** Cosa deve fare **
Trasformi tutte le voci seguenti in una tabella Markdown con le colonne «Numero» e «Riga della voce», numerando progressivamente ogni riga e tralasciando quelle vuote. Escluda le immagini dalla risposta.
⟨
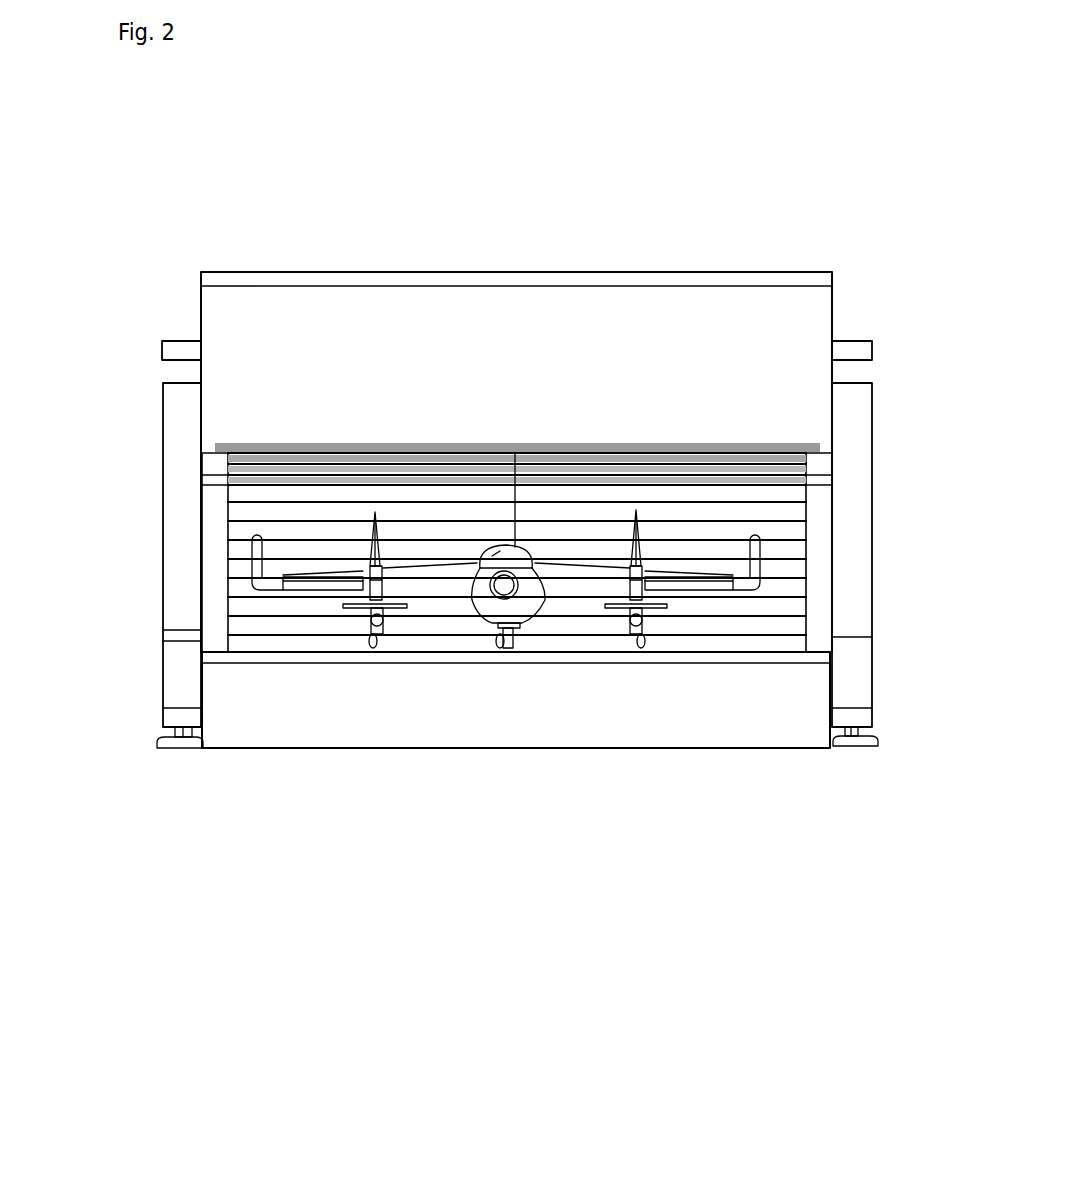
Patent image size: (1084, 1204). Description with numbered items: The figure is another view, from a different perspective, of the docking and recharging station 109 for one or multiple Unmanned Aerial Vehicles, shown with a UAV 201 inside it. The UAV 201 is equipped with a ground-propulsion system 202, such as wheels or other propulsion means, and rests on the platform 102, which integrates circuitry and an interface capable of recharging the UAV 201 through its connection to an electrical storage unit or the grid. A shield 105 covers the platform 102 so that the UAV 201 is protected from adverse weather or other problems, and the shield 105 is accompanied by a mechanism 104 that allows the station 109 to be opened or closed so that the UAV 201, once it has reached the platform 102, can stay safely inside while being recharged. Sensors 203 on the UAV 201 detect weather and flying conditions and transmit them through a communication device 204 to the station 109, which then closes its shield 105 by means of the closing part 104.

The platform 102 is at (228, 712).
The mechanism 104 is at (857, 352).
The shield 105 is at (207, 383).
The docking and recharging station 109 is at (830, 840).
The UAV 201 is at (286, 586).
The ground-propulsion system 202 is at (392, 655).
The sensors 203 is at (637, 645).
The communication device 204 is at (485, 560).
⟩
** Risultato completo **
| Numero | Riga della voce |
|---|---|
| 1 | Patent image size: (1084, 1204). Description with numbered items: The figure is another view, from a different perspective, of the docking and recharging station 109 for one or multiple Unmanned Aerial Vehicles, shown with a UAV 201 inside it. The UAV 201 is equipped with a ground-propulsion system 202, such as wheels or other propulsion means, and rests on the platform 102, which integrates circuitry and an interface capable of recharging the UAV 201 through its connection to an electrical storage unit or the grid. A shield 105 covers the platform 102 so that the UAV 201 is protected from adverse weather or other problems, and the shield 105 is accompanied by a mechanism 104 that allows the station 109 to be opened or closed so that the UAV 201, once it has reached the platform 102, can stay safely inside while being recharged. Sensors 203 on the UAV 201 detect weather and flying conditions and transmit them through a communication device 204 to the station 109, which then closes its shield 105 by means of the closing part 104. |
| 2 | The platform 102 is at (228, 712). |
| 3 | The mechanism 104 is at (857, 352). |
| 4 | The shield 105 is at (207, 383). |
| 5 | The docking and recharging station 109 is at (830, 840). |
| 6 | The UAV 201 is at (286, 586). |
| 7 | The ground-propulsion system 202 is at (392, 655). |
| 8 | The sensors 203 is at (637, 645). |
| 9 | The communication device 204 is at (485, 560). |